◆ Work to be completed ◆
Select from the records below every line that has the word "text" in it.

[Data entries]
━━━━━━━━━━━━━━━━

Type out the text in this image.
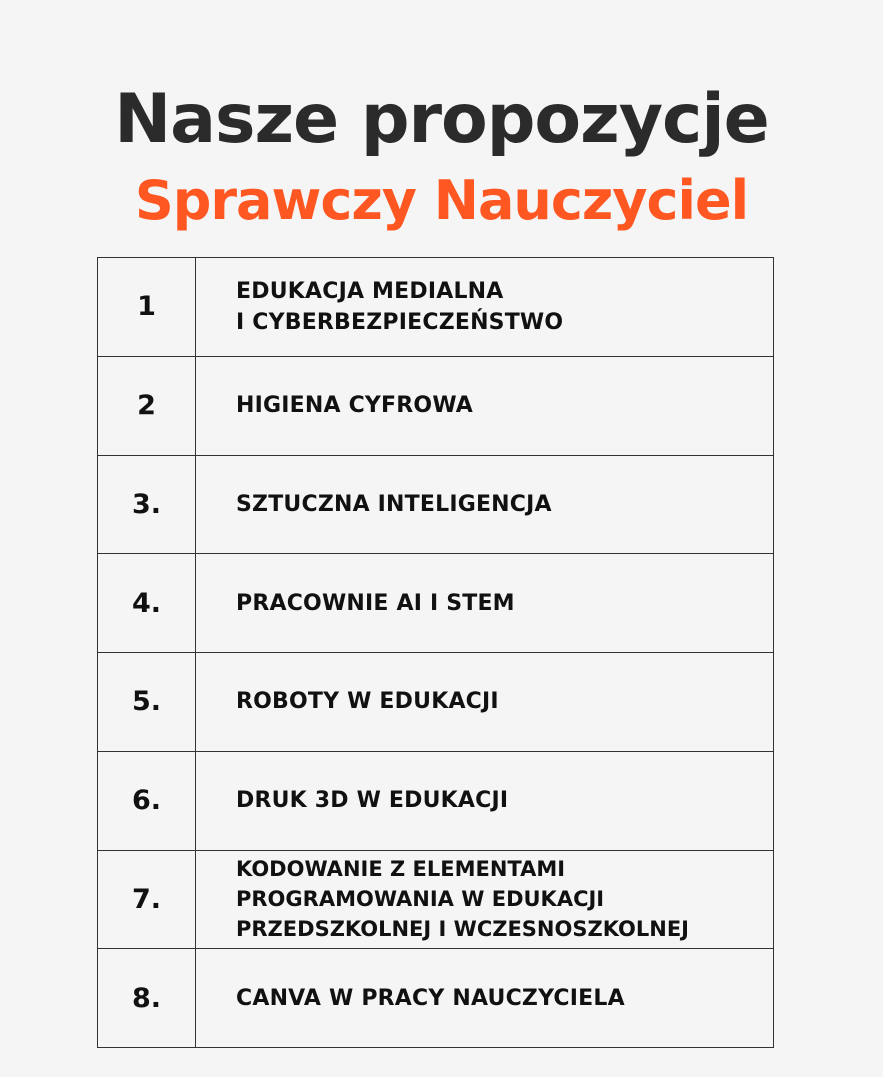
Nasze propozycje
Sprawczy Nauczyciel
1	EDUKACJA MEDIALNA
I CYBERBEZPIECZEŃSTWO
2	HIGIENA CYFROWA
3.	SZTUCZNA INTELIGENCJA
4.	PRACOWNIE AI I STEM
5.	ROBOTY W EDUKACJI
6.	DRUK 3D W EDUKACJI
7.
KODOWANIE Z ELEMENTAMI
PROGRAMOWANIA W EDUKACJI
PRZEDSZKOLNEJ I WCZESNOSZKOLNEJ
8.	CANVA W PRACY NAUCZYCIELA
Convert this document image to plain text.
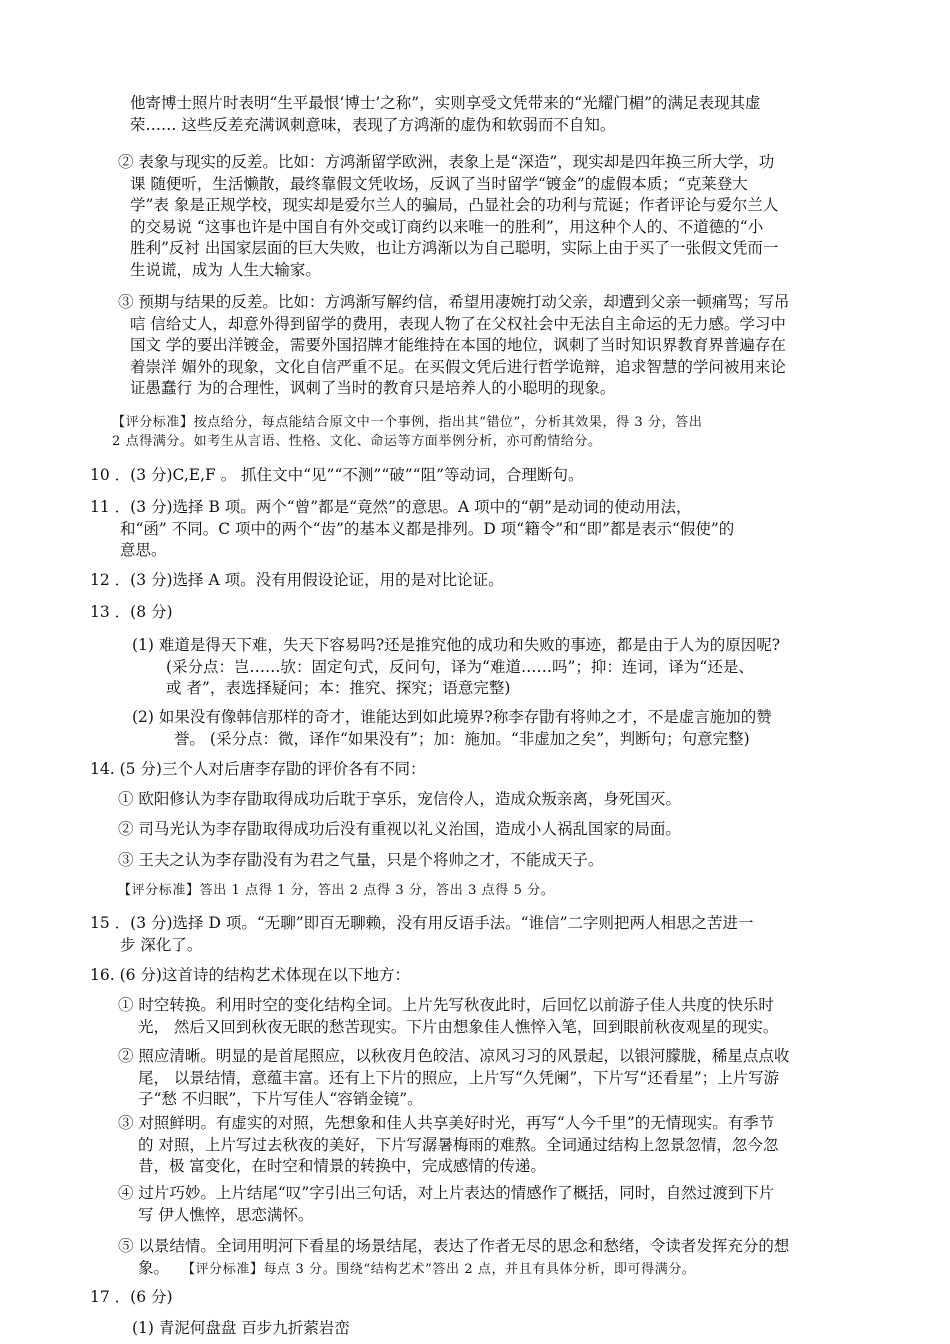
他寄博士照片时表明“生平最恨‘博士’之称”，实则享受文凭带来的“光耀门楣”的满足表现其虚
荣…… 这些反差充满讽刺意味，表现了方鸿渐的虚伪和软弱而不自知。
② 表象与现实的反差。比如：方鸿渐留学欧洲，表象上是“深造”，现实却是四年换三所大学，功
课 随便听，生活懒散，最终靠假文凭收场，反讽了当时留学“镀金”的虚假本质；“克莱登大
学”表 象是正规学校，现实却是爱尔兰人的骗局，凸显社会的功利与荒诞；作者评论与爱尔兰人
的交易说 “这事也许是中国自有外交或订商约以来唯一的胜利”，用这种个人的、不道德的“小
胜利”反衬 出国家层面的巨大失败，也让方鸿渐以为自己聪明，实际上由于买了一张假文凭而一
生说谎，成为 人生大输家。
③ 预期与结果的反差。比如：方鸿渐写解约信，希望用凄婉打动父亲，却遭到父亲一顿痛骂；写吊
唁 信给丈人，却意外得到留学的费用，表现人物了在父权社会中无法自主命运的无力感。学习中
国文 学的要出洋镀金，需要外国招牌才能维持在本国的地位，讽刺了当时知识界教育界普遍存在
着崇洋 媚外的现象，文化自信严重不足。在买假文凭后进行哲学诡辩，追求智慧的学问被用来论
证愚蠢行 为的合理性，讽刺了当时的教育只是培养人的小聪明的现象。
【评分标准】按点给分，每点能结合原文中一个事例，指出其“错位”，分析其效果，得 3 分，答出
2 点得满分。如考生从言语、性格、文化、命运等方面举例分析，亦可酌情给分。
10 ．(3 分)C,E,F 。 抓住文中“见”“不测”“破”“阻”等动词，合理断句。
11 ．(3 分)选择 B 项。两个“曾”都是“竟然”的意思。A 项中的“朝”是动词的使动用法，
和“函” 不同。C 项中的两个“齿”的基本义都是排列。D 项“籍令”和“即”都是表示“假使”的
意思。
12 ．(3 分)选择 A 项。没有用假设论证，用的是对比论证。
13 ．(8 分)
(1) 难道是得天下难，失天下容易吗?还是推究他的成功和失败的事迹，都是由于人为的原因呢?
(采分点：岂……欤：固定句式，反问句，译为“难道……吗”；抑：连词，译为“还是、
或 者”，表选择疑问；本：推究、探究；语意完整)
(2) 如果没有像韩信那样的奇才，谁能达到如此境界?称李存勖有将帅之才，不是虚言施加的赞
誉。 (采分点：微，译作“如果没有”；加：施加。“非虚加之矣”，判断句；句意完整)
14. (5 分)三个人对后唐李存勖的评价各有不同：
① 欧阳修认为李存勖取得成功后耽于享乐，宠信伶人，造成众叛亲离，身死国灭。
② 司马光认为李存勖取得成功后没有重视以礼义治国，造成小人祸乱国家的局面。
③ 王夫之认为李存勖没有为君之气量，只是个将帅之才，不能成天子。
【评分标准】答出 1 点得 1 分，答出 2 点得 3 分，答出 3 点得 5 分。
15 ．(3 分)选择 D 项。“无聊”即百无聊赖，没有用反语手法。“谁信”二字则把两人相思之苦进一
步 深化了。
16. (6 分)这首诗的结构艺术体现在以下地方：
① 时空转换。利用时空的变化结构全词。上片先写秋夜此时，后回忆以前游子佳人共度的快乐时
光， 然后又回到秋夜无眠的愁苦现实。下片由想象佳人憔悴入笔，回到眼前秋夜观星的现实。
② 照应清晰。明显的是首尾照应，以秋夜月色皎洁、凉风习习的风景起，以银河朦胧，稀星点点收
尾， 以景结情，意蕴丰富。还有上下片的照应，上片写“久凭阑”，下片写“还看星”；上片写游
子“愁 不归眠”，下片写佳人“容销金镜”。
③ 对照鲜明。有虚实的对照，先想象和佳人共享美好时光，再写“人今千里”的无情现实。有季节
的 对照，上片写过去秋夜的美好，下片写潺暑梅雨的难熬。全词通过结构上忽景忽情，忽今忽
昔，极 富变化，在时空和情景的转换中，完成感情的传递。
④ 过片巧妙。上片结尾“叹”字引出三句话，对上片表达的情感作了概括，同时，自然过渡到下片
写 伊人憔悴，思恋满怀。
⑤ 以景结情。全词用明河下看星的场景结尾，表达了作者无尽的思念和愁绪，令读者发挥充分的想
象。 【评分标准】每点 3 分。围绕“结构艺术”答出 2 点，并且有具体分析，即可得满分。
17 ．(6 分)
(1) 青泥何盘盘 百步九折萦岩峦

━━━━━━━━━━━━━━━━

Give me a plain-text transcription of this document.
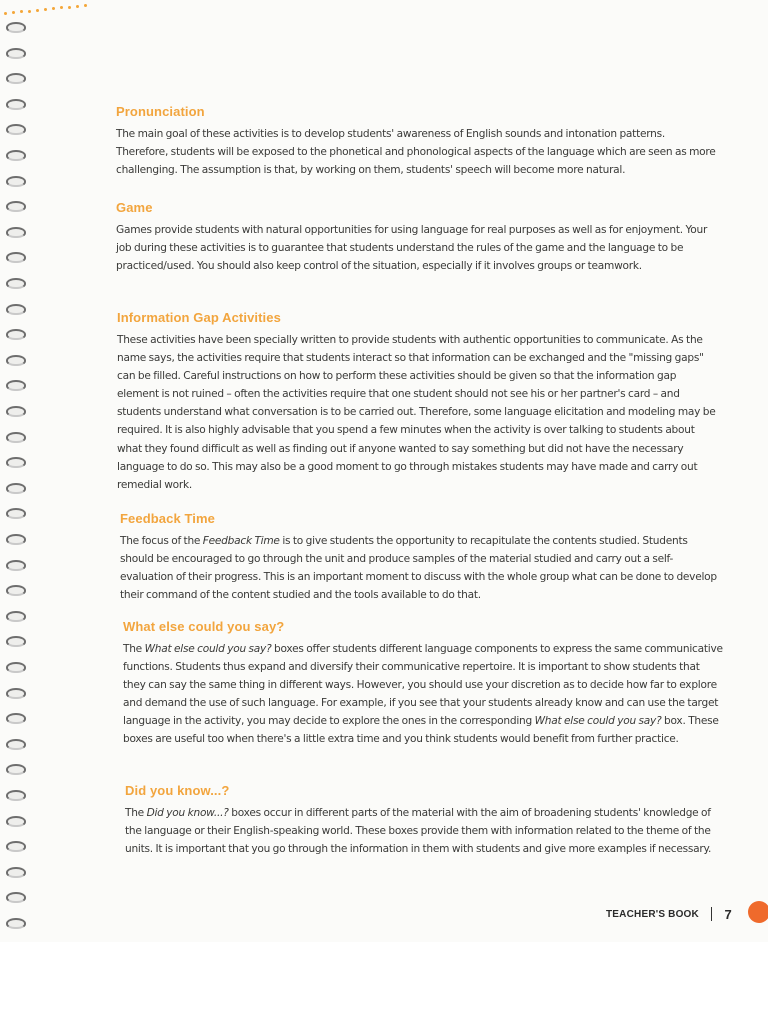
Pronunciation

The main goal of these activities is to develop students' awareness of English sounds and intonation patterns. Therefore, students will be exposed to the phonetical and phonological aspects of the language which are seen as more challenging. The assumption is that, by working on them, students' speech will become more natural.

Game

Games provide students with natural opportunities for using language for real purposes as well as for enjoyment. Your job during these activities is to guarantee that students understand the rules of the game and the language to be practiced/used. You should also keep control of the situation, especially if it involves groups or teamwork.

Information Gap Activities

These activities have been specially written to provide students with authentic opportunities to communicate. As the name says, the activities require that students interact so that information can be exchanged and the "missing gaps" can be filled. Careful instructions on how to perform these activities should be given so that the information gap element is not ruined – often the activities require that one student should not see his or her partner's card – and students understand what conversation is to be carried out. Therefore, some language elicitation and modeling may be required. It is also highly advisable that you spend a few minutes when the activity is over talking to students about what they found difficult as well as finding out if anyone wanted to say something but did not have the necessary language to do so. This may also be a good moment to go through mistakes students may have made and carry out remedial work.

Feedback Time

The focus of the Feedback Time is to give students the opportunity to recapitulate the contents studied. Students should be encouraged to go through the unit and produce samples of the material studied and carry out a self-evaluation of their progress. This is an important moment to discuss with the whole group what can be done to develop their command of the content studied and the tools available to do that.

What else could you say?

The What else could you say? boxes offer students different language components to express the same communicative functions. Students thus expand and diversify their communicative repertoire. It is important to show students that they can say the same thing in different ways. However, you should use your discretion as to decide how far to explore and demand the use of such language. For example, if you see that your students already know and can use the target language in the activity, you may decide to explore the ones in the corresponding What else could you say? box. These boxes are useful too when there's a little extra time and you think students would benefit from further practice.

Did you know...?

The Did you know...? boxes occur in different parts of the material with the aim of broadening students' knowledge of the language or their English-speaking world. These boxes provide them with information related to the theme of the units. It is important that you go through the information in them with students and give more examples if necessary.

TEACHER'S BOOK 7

━━━━━━━━━━━━━━━━

◆ Exercise response ◆
Type out the text in this image.
Convert this document image to plain text.
Give me a plain-text transcription of this document.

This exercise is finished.